Problem details:
Copy each line below in which the string "data" occurs.

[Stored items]

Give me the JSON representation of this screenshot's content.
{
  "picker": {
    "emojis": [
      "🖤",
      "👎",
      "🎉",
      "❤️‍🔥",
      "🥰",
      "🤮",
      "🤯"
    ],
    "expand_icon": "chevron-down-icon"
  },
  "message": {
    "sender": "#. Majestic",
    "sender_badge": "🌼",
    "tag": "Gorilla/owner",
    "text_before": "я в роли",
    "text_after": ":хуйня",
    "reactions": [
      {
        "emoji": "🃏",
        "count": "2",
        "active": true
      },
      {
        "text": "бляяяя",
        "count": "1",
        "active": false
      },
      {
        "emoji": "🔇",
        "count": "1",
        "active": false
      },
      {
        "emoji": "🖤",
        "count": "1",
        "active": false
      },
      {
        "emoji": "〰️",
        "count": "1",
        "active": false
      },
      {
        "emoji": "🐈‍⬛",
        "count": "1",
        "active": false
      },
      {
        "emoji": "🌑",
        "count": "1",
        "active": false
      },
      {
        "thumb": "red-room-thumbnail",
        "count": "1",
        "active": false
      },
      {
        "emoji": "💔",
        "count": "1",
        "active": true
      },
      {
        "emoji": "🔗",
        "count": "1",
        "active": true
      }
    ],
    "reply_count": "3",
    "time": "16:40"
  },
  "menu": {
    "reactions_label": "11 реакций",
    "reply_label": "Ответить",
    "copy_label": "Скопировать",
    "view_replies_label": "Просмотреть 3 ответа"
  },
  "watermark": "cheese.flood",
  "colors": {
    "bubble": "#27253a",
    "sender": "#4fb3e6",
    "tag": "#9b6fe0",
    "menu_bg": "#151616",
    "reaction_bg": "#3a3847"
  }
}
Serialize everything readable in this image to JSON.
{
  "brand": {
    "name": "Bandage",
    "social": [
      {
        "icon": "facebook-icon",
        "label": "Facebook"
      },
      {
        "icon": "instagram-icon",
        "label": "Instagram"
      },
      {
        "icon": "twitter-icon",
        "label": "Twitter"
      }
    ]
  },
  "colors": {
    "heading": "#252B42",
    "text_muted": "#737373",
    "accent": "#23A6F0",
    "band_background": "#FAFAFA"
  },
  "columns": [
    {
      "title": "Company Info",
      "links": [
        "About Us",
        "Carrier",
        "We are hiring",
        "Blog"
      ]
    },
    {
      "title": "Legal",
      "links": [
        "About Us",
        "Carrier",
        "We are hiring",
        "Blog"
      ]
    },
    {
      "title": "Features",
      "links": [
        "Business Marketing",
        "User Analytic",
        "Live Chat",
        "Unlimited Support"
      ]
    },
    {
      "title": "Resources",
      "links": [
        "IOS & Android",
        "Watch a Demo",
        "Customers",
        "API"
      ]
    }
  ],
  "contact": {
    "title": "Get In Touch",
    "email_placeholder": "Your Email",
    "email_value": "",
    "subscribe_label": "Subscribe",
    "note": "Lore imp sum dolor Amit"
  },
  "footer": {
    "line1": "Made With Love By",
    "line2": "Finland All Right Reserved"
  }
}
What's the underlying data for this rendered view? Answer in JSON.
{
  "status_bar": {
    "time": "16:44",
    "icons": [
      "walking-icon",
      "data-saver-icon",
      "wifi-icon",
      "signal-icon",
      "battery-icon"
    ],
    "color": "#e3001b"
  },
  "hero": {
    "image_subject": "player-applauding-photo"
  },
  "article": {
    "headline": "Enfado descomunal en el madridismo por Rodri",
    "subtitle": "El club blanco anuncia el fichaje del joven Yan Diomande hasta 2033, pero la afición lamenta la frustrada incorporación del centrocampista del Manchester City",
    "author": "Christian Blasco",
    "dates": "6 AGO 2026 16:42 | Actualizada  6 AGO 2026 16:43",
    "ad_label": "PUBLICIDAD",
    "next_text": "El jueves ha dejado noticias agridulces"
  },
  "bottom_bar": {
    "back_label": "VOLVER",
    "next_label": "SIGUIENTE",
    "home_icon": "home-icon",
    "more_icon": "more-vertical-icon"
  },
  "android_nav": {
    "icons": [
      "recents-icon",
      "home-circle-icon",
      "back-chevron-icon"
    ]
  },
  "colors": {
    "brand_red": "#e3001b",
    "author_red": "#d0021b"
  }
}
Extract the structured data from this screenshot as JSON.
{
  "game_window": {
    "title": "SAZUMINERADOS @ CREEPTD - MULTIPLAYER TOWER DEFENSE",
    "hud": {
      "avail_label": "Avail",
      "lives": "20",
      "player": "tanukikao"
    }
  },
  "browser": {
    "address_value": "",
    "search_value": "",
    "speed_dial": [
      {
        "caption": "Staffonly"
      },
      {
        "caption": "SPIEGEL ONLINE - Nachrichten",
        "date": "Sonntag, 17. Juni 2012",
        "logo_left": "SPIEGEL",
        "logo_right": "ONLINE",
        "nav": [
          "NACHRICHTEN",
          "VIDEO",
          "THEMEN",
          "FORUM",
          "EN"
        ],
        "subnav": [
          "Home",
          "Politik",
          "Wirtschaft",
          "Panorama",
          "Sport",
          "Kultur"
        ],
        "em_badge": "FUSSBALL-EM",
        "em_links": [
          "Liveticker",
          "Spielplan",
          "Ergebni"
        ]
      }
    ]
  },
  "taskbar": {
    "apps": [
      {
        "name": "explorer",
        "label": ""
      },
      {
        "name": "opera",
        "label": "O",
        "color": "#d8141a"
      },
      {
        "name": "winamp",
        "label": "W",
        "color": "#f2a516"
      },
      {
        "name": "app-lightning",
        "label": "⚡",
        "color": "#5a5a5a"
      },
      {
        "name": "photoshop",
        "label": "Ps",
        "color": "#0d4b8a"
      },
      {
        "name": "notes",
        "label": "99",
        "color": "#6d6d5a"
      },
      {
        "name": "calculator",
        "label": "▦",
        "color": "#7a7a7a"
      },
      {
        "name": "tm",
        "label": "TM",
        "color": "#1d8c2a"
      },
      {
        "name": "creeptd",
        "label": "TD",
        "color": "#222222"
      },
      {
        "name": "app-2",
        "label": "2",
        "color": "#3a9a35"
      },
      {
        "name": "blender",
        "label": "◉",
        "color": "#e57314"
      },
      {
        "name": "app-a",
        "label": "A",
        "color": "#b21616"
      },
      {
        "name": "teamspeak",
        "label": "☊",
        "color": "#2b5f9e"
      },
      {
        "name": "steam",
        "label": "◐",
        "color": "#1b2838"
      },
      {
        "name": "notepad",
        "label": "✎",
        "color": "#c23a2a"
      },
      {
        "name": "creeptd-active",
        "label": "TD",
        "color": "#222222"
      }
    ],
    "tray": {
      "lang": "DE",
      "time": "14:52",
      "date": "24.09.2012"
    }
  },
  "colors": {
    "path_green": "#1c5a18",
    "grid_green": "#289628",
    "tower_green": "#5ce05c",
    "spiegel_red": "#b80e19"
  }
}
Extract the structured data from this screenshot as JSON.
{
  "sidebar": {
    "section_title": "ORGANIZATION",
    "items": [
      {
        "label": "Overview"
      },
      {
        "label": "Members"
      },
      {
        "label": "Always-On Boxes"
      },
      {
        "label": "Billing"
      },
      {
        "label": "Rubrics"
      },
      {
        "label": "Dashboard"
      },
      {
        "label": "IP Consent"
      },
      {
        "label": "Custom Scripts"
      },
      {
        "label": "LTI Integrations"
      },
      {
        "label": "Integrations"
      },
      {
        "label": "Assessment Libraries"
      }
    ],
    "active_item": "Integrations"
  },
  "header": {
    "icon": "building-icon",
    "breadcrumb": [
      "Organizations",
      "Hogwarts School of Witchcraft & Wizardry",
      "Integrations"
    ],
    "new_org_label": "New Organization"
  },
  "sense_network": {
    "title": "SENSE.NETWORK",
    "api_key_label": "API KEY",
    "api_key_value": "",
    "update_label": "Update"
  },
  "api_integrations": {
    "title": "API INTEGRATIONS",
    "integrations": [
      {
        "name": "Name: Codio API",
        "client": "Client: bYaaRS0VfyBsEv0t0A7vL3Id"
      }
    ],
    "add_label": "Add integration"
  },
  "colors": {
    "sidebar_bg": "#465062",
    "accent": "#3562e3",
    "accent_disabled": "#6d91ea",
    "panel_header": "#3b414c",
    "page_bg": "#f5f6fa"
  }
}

Result of the task:
What's the underlying data for this rendered view? Answer in JSON.
      "data-saver-icon",
Extract the structured data from this screenshot as JSON.
Extract the structured data from this screenshot as JSON.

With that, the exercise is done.